PROMPT: Leave out the pictures, then reproduce the rest of the material exactly.
********************
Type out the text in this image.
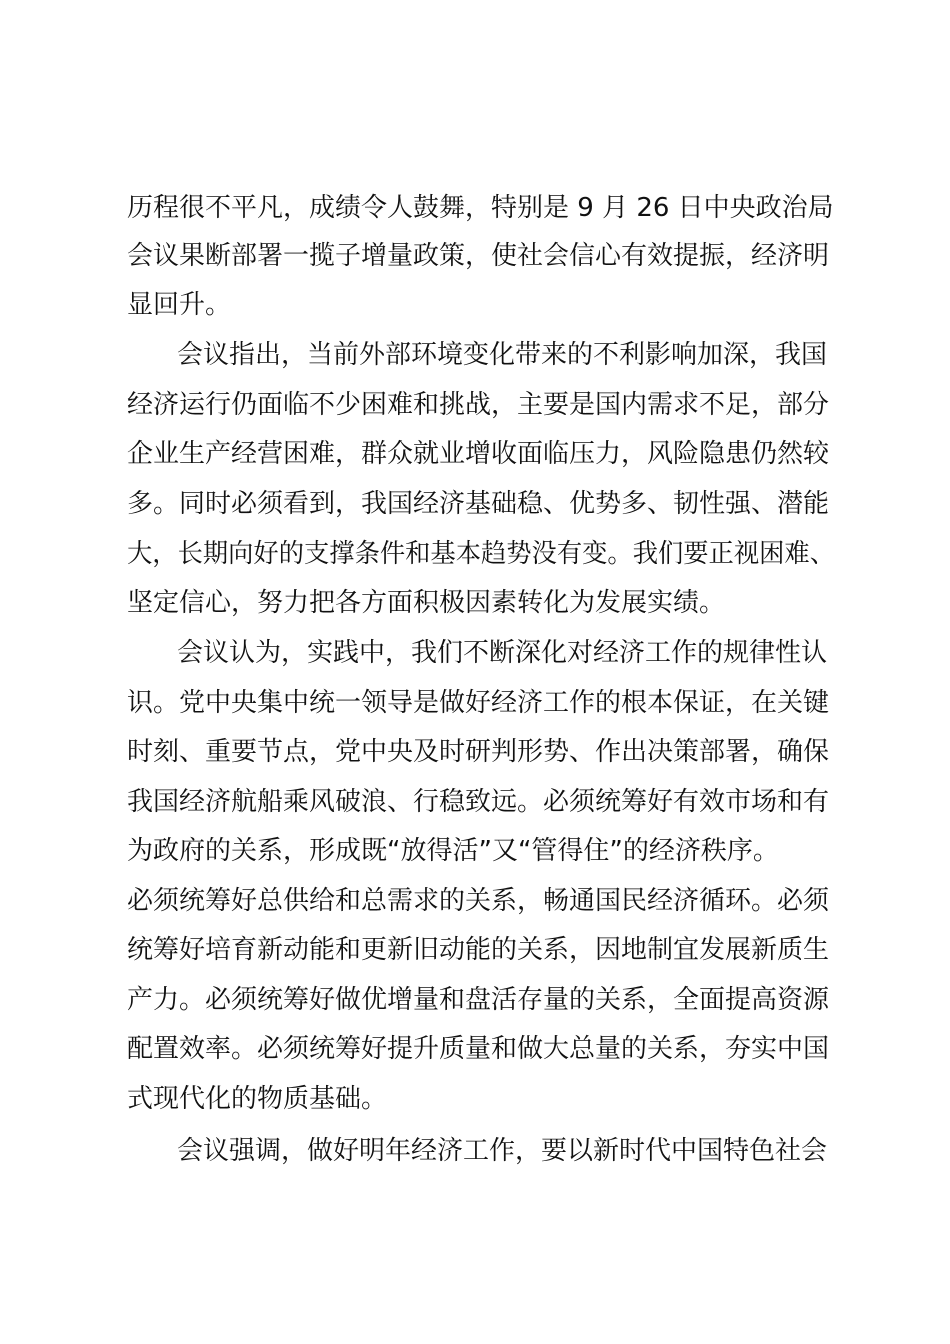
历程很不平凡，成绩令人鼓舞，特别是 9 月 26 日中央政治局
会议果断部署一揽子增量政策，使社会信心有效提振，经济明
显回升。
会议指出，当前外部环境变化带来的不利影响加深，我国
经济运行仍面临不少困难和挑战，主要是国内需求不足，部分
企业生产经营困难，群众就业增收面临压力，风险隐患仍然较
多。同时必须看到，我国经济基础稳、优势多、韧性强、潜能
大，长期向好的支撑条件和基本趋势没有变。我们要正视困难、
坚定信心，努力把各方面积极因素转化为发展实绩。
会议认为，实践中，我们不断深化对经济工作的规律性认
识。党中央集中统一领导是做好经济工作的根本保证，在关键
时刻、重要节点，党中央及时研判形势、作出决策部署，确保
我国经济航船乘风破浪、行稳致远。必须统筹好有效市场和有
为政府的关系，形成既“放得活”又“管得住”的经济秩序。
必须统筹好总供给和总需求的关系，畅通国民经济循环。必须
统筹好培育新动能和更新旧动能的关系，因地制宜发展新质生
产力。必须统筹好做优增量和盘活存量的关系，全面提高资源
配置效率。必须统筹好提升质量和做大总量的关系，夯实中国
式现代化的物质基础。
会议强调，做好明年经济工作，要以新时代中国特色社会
********************
TASK ANSWER:
Type out the text in this image.
历程很不平凡，成绩令人鼓舞，特别是 9 月 26 日中央政治局
会议果断部署一揽子增量政策，使社会信心有效提振，经济明
显回升。
会议指出，当前外部环境变化带来的不利影响加深，我国
经济运行仍面临不少困难和挑战，主要是国内需求不足，部分
企业生产经营困难，群众就业增收面临压力，风险隐患仍然较
多。同时必须看到，我国经济基础稳、优势多、韧性强、潜能
大，长期向好的支撑条件和基本趋势没有变。我们要正视困难、
坚定信心，努力把各方面积极因素转化为发展实绩。
会议认为，实践中，我们不断深化对经济工作的规律性认
识。党中央集中统一领导是做好经济工作的根本保证，在关键
时刻、重要节点，党中央及时研判形势、作出决策部署，确保
我国经济航船乘风破浪、行稳致远。必须统筹好有效市场和有
为政府的关系，形成既“放得活”又“管得住”的经济秩序。
必须统筹好总供给和总需求的关系，畅通国民经济循环。必须
统筹好培育新动能和更新旧动能的关系，因地制宜发展新质生
产力。必须统筹好做优增量和盘活存量的关系，全面提高资源
配置效率。必须统筹好提升质量和做大总量的关系，夯实中国
式现代化的物质基础。
会议强调，做好明年经济工作，要以新时代中国特色社会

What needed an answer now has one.